■ The records ■
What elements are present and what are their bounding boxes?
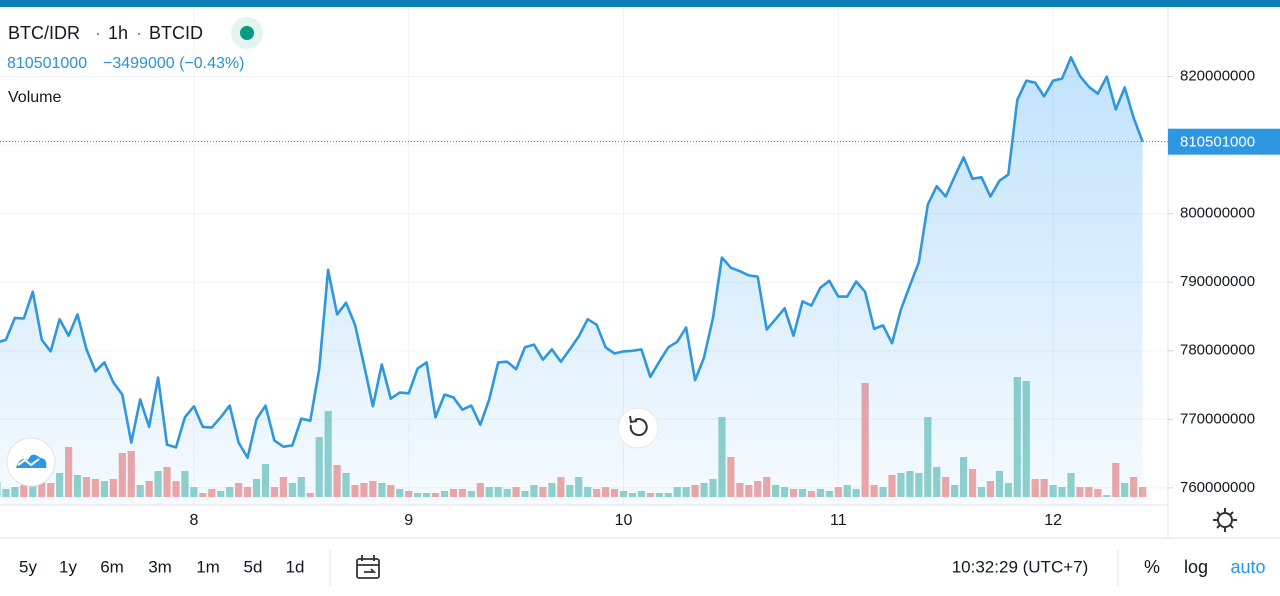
x-tick-label: 10	[615, 512, 633, 529]
separator: ·	[136, 23, 142, 43]
gear-teeth	[1213, 508, 1237, 532]
symbol: BTC/IDR	[8, 23, 80, 43]
exchange: BTCID	[149, 23, 203, 43]
reset-button[interactable]	[617, 407, 659, 449]
y-tick-label: 800000000	[1180, 205, 1255, 222]
separator: ·	[95, 23, 101, 43]
range-button[interactable]: 5y	[19, 557, 37, 576]
reset-circle[interactable]	[617, 407, 659, 449]
range-button[interactable]: 6m	[100, 557, 124, 576]
reset-arrow	[629, 418, 648, 437]
range-button[interactable]: 1m	[196, 557, 220, 576]
gear[interactable]	[1217, 512, 1233, 528]
status-dot	[240, 26, 254, 40]
scale-option[interactable]: auto	[1230, 557, 1265, 577]
range-button[interactable]: 1d	[286, 557, 305, 576]
calendar-icon[interactable]	[356, 558, 380, 579]
interval: 1h	[108, 23, 128, 43]
y-tick-label: 780000000	[1180, 342, 1255, 359]
range-button[interactable]: 5d	[244, 557, 263, 576]
reset-arrowhead	[629, 415, 638, 424]
clock: 10:32:29 (UTC+7)	[952, 557, 1089, 576]
logo-line	[17, 458, 40, 467]
volume-label: Volume	[8, 89, 61, 106]
top-bar	[0, 0, 1280, 7]
axes: 760000000 770000000 780000000 790000000 8000…	[0, 68, 1280, 529]
y-tick-label: 820000000	[1180, 68, 1255, 85]
scale-option[interactable]: %	[1144, 557, 1160, 577]
price-line	[0, 56, 1144, 459]
toolbar: 5y 1y 6m 3m 1m 5d 1d% log auto	[19, 557, 1266, 577]
range-button[interactable]: 3m	[148, 557, 172, 576]
date-range-button[interactable]	[356, 555, 380, 579]
logo[interactable]	[6, 437, 56, 487]
x-tick-label: 11	[830, 512, 847, 529]
x-tick-label: 8	[189, 512, 198, 529]
last-price-label: 810501000	[1180, 134, 1255, 151]
y-tick-label: 790000000	[1180, 273, 1255, 290]
price-pane	[0, 56, 1144, 505]
logo-cloud	[16, 454, 47, 468]
y-tick-label: 760000000	[1180, 479, 1255, 496]
settings-button[interactable]	[1213, 508, 1237, 532]
calendar-lines	[357, 555, 379, 573]
last-price-badge	[1168, 128, 1280, 155]
y-tick-label: 770000000	[1180, 410, 1255, 427]
price-change: −3499000 (−0.43%)	[103, 55, 244, 72]
x-tick-label: 9	[404, 512, 413, 529]
last-price: 810501000	[7, 55, 87, 72]
x-tick-label: 12	[1044, 512, 1062, 529]
price-area	[0, 57, 1143, 505]
scale-option[interactable]: log	[1184, 557, 1208, 577]
range-button[interactable]: 1y	[59, 557, 77, 576]
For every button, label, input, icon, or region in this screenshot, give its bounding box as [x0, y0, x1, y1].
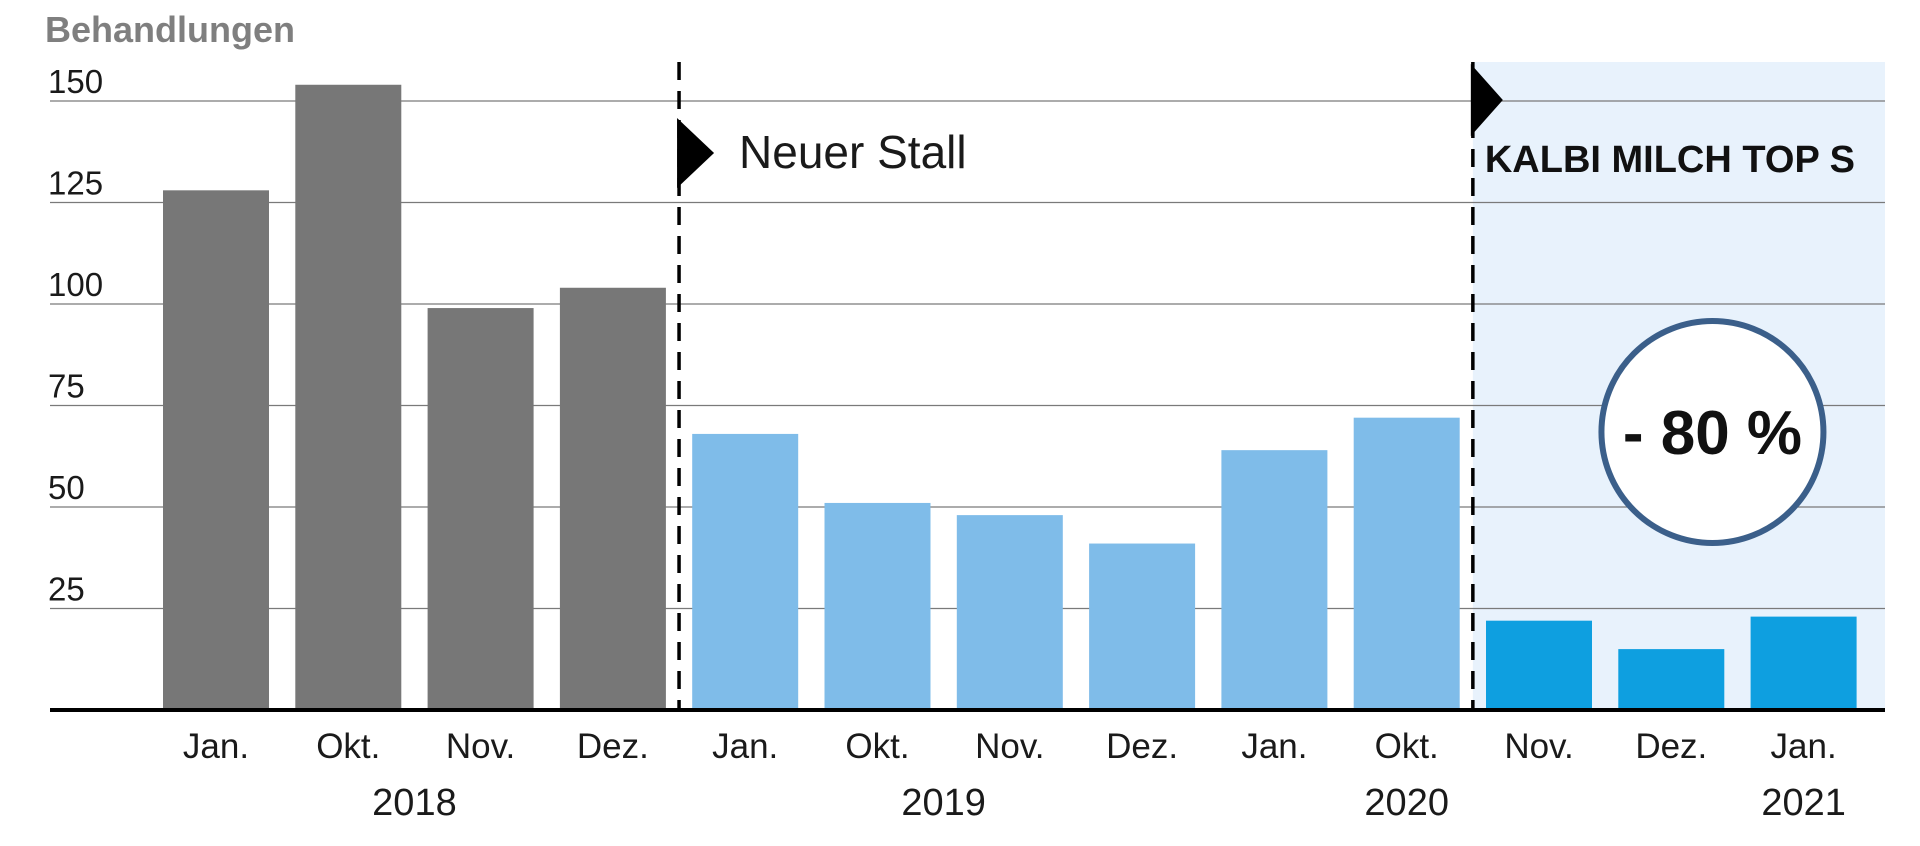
- x-tick-label: Dez.: [1635, 727, 1707, 766]
- bar: [1486, 620, 1592, 710]
- year-labels: 2018 2019 2020 2021: [372, 782, 1846, 824]
- bars: [163, 84, 1857, 710]
- year-label: 2018: [372, 782, 457, 824]
- bar: [1221, 450, 1328, 710]
- year-label: 2021: [1761, 782, 1846, 824]
- y-tick-label: 150: [48, 63, 103, 100]
- x-tick-label: Jan.: [712, 727, 778, 766]
- reduction-circle: [1598, 318, 1827, 546]
- y-tick-label: 75: [48, 368, 85, 405]
- y-tick-label: 50: [48, 469, 85, 506]
- x-tick-label: Okt.: [845, 727, 909, 766]
- year-label: 2019: [901, 782, 986, 824]
- bar: [692, 433, 799, 710]
- x-tick-label: Nov.: [446, 727, 515, 766]
- bar: [956, 515, 1063, 710]
- x-tick-label: Jan.: [1771, 727, 1837, 766]
- x-tick-label: Dez.: [577, 727, 649, 766]
- bar: [163, 190, 269, 710]
- x-tick-label: Okt.: [316, 727, 380, 766]
- y-tick-label: 100: [48, 266, 103, 303]
- y-tick-label: 125: [48, 165, 103, 202]
- bar: [1750, 616, 1857, 710]
- annotation-kalbi-milch: KALBI MILCH TOP S: [1485, 139, 1855, 181]
- x-tick-label: Nov.: [1504, 727, 1573, 766]
- period-dividers: [677, 62, 1475, 710]
- x-tick-labels: Jan. Okt. Nov. Dez. Jan. Okt. Nov. Dez. Jan. Okt.…: [183, 727, 1837, 766]
- x-tick-label: Okt.: [1375, 727, 1439, 766]
- neuer-stall-marker: [677, 118, 715, 188]
- x-tick-label: Jan.: [1241, 727, 1307, 766]
- x-tick-label: Jan.: [183, 727, 249, 766]
- bar: [1353, 417, 1460, 710]
- bar: [1618, 649, 1725, 710]
- reduction-percentage: - 80 %: [1623, 399, 1802, 468]
- bar: [824, 502, 931, 710]
- y-tick-label: 25: [48, 571, 85, 608]
- y-tick-labels: 25 50 75 100 125 150: [48, 63, 103, 608]
- bar: [295, 84, 402, 710]
- bar: [559, 287, 666, 710]
- bar: [1089, 543, 1196, 710]
- annotation-neuer-stall: Neuer Stall: [739, 126, 967, 178]
- x-tick-label: Nov.: [975, 727, 1044, 766]
- x-tick-label: Dez.: [1106, 727, 1178, 766]
- kalbi-marker: [1470, 64, 1503, 136]
- y-axis-label: Behandlungen: [45, 9, 295, 50]
- bar: [427, 308, 534, 710]
- year-label: 2020: [1364, 782, 1449, 824]
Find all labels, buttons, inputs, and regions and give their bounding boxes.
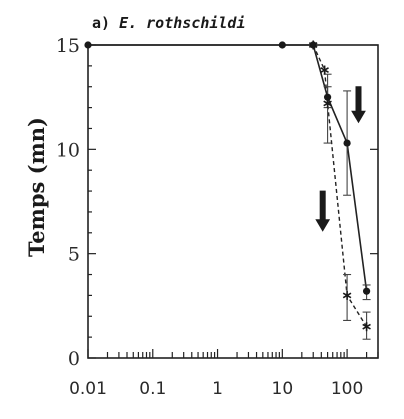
axis-tick-labels: 0 5 10 15 0.01 0.1 1 10 100 [56,35,364,399]
x-tick-label: 10 [272,379,294,399]
data-point-star [362,322,371,332]
down-arrow-icon [351,86,366,124]
x-tick-label: 0.1 [139,379,166,399]
data-point-star [308,40,318,50]
y-axis-label: Temps (mn) [24,117,49,257]
plot-frame [87,44,379,359]
data-point-circle [323,93,332,101]
star-stroke [320,67,329,73]
data-point-star [320,65,329,75]
data-markers [84,40,371,332]
data-point-star [323,98,332,108]
chart-title: a) E. rothschildi [92,14,246,32]
x-tick-label: 1 [212,379,223,399]
axis-ticks [87,44,379,359]
y-tick-label: 10 [56,139,80,161]
series-dashed-line [312,44,368,328]
y-tick-label: 0 [68,348,80,370]
down-arrow-icon [315,190,331,232]
data-point-circle [84,41,92,49]
x-tick-label: 100 [331,379,363,399]
chart-title-prefix: a) [92,14,110,32]
series-lines [88,44,368,328]
y-tick-label: 15 [56,35,80,57]
data-point-circle [362,287,371,295]
annotation-arrows [315,86,366,232]
star-stroke [323,100,332,107]
data-point-circle [343,139,351,147]
series-solid-line [88,44,368,292]
star-stroke [362,323,371,330]
star-stroke [308,42,318,48]
y-tick-label: 5 [68,244,80,266]
chart-title-taxon: E. rothschildi [119,14,245,32]
data-point-star [342,290,352,300]
data-point-circle [278,41,286,49]
x-tick-label: 0.01 [69,379,107,399]
star-stroke [342,292,352,299]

■ Task description ■
Rewrite everything from the line containing "512, 633, 529]" down to the line containing "555, 380, 579]", substituting "divider" for "separator" and leaving all else unchanged.

■ Completed exercise ■
x-tick-label: 10	[615, 512, 633, 529]
divider: ·	[136, 23, 142, 43]
gear-teeth	[1213, 508, 1237, 532]
symbol: BTC/IDR	[8, 23, 80, 43]
exchange: BTCID	[149, 23, 203, 43]
reset-button[interactable]	[617, 407, 659, 449]
y-tick-label: 800000000	[1180, 205, 1255, 222]
divider: ·	[95, 23, 101, 43]
range-button[interactable]: 5y	[19, 557, 37, 576]
reset-circle[interactable]	[617, 407, 659, 449]
range-button[interactable]: 6m	[100, 557, 124, 576]
reset-arrow	[629, 418, 648, 437]
range-button[interactable]: 1m	[196, 557, 220, 576]
gear[interactable]	[1217, 512, 1233, 528]
status-dot	[240, 26, 254, 40]
scale-option[interactable]: auto	[1230, 557, 1265, 577]
range-button[interactable]: 1d	[286, 557, 305, 576]
calendar-icon[interactable]	[356, 558, 380, 579]
interval: 1h	[108, 23, 128, 43]
y-tick-label: 780000000	[1180, 342, 1255, 359]
range-button[interactable]: 5d	[244, 557, 263, 576]
reset-arrowhead	[629, 415, 638, 424]
clock: 10:32:29 (UTC+7)	[952, 557, 1089, 576]
logo-line	[17, 458, 40, 467]
volume-label: Volume	[8, 89, 61, 106]
top-bar	[0, 0, 1280, 7]
axes: 760000000 770000000 780000000 790000000 8000…	[0, 68, 1280, 529]
y-tick-label: 820000000	[1180, 68, 1255, 85]
scale-option[interactable]: %	[1144, 557, 1160, 577]
price-line	[0, 56, 1144, 459]
toolbar: 5y 1y 6m 3m 1m 5d 1d% log auto	[19, 557, 1266, 577]
range-button[interactable]: 3m	[148, 557, 172, 576]
date-range-button[interactable]	[356, 555, 380, 579]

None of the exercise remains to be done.